_TASK TO CARRY OUT_. Count lines, not occurrences: give the number of lines holding the word "bell", and nothing besides.

_____

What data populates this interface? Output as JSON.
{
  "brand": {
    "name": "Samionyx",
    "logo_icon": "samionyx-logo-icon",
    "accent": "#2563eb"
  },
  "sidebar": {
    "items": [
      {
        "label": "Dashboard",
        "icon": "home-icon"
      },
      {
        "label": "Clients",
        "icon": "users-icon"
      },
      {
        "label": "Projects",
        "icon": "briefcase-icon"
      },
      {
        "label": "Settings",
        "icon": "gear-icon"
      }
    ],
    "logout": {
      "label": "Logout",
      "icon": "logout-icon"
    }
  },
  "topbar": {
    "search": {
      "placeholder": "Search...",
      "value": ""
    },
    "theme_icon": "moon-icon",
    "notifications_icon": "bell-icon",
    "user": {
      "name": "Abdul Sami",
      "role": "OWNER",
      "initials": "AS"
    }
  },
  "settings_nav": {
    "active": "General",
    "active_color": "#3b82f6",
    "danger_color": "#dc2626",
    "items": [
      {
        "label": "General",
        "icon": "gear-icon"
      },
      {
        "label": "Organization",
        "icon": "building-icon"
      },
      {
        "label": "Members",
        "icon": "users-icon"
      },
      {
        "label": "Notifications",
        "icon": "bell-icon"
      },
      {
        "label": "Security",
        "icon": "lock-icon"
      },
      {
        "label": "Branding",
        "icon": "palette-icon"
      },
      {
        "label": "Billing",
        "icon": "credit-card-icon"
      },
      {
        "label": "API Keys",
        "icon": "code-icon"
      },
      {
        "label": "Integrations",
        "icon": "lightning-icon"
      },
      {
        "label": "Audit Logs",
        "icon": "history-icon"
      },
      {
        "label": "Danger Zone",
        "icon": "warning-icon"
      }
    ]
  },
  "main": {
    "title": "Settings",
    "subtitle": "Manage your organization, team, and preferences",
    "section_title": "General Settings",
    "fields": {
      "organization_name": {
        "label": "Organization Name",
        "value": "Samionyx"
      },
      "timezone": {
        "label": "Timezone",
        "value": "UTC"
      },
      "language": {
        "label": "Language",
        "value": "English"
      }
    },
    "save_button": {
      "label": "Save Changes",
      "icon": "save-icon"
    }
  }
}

_____

_REPLY TO THE TASK_. 2